Go through the lines below and copy each one that holds the string "为第二象限角".

· · · · · · ·

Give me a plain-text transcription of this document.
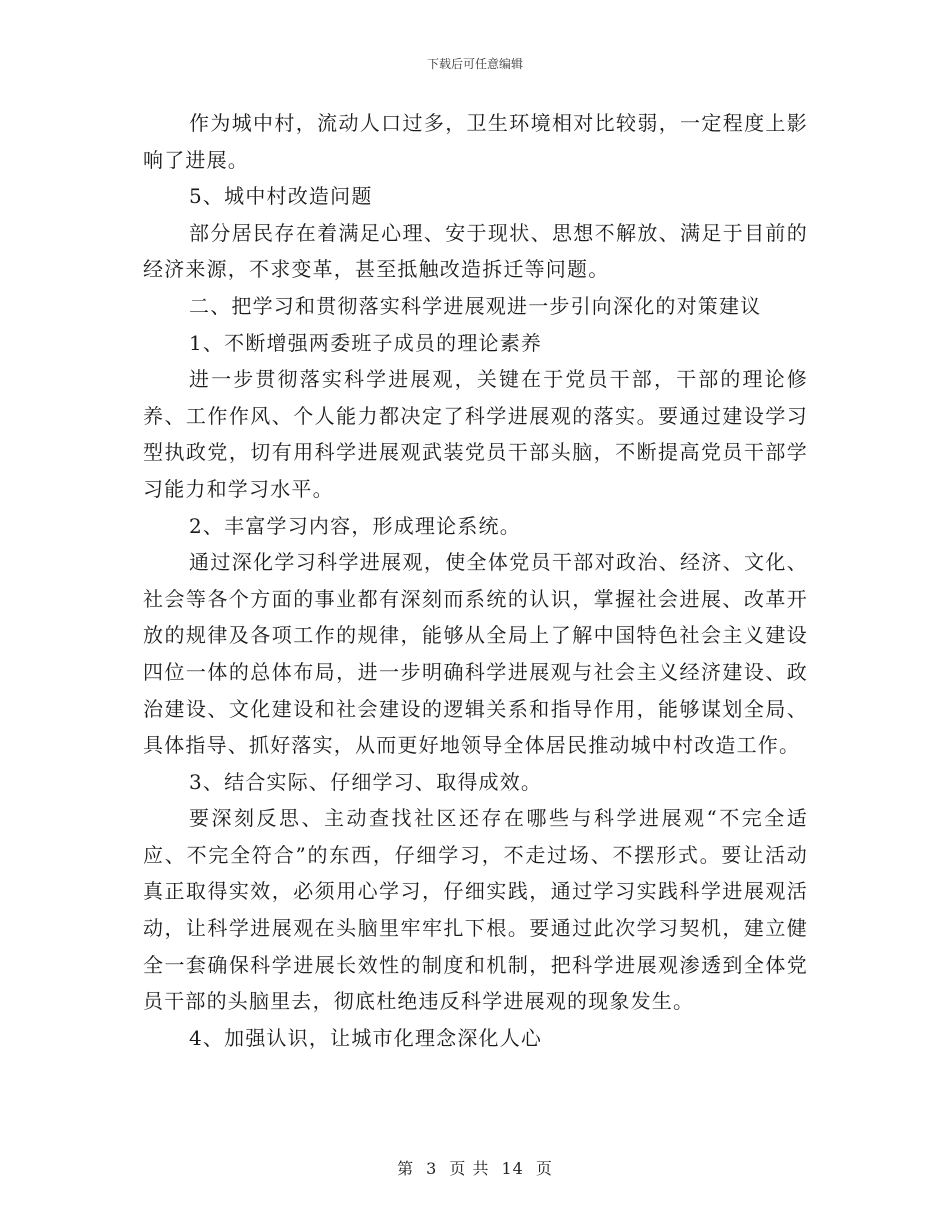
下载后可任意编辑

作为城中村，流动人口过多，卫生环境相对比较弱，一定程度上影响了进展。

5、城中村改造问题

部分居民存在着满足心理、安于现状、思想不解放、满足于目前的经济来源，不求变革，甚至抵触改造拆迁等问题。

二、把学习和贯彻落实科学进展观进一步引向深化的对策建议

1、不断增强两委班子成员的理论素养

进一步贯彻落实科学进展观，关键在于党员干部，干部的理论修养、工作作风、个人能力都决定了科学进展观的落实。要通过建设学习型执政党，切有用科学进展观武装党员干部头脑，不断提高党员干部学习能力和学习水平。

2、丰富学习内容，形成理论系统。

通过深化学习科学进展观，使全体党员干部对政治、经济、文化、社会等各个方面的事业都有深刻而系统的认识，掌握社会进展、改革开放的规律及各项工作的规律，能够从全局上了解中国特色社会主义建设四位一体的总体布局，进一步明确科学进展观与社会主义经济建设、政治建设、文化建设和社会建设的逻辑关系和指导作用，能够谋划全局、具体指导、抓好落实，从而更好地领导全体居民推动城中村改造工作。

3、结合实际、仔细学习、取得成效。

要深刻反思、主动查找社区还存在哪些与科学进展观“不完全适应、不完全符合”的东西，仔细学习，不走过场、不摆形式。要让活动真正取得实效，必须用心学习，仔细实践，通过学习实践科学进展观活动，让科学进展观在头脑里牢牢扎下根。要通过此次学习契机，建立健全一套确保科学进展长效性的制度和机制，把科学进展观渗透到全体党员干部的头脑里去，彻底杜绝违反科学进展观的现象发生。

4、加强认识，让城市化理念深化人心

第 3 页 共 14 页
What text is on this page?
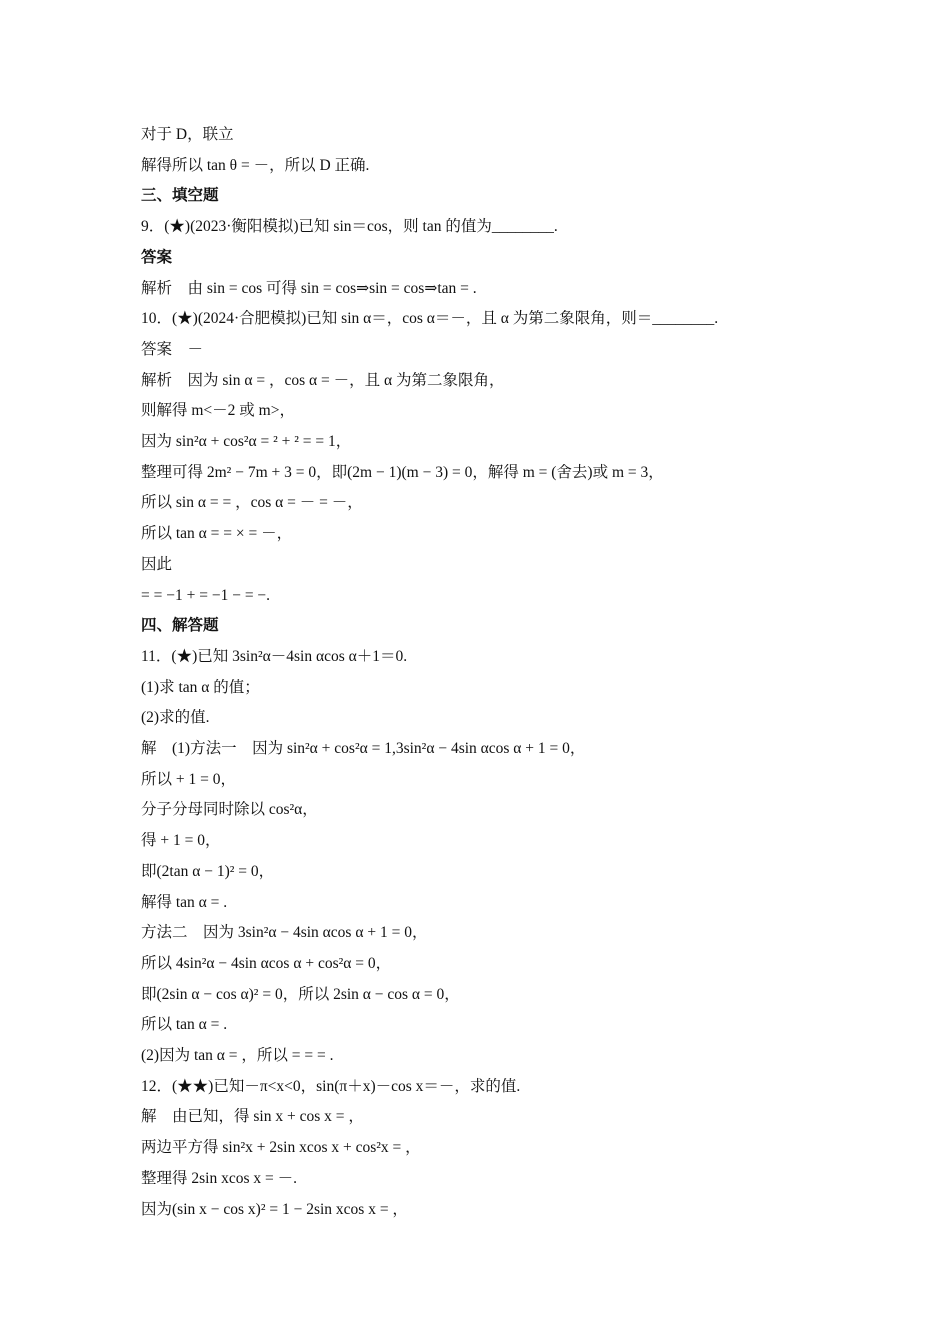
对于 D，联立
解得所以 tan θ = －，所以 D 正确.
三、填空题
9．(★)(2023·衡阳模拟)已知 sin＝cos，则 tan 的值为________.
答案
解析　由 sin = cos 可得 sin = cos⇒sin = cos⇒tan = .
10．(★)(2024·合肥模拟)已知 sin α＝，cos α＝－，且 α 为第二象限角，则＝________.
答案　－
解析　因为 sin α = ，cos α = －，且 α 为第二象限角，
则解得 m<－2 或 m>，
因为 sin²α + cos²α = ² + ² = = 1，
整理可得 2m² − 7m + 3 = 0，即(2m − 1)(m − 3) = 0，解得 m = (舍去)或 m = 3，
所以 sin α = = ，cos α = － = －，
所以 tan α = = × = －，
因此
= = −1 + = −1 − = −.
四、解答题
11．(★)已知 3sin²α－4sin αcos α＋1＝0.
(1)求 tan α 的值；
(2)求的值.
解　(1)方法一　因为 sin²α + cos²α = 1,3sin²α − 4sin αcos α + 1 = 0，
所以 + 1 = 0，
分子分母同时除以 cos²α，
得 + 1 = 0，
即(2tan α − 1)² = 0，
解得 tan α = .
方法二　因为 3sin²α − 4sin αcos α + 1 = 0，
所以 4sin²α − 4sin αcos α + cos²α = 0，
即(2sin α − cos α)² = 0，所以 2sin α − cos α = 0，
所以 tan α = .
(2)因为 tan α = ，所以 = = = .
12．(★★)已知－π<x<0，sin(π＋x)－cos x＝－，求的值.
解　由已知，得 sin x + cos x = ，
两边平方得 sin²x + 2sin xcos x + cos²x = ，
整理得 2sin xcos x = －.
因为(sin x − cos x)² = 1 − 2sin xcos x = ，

· · · · · · ·

Output:
10．(★)(2024·合肥模拟)已知 sin α＝，cos α＝－，且 α 为第二象限角，则＝________.
解析　因为 sin α = ，cos α = －，且 α 为第二象限角，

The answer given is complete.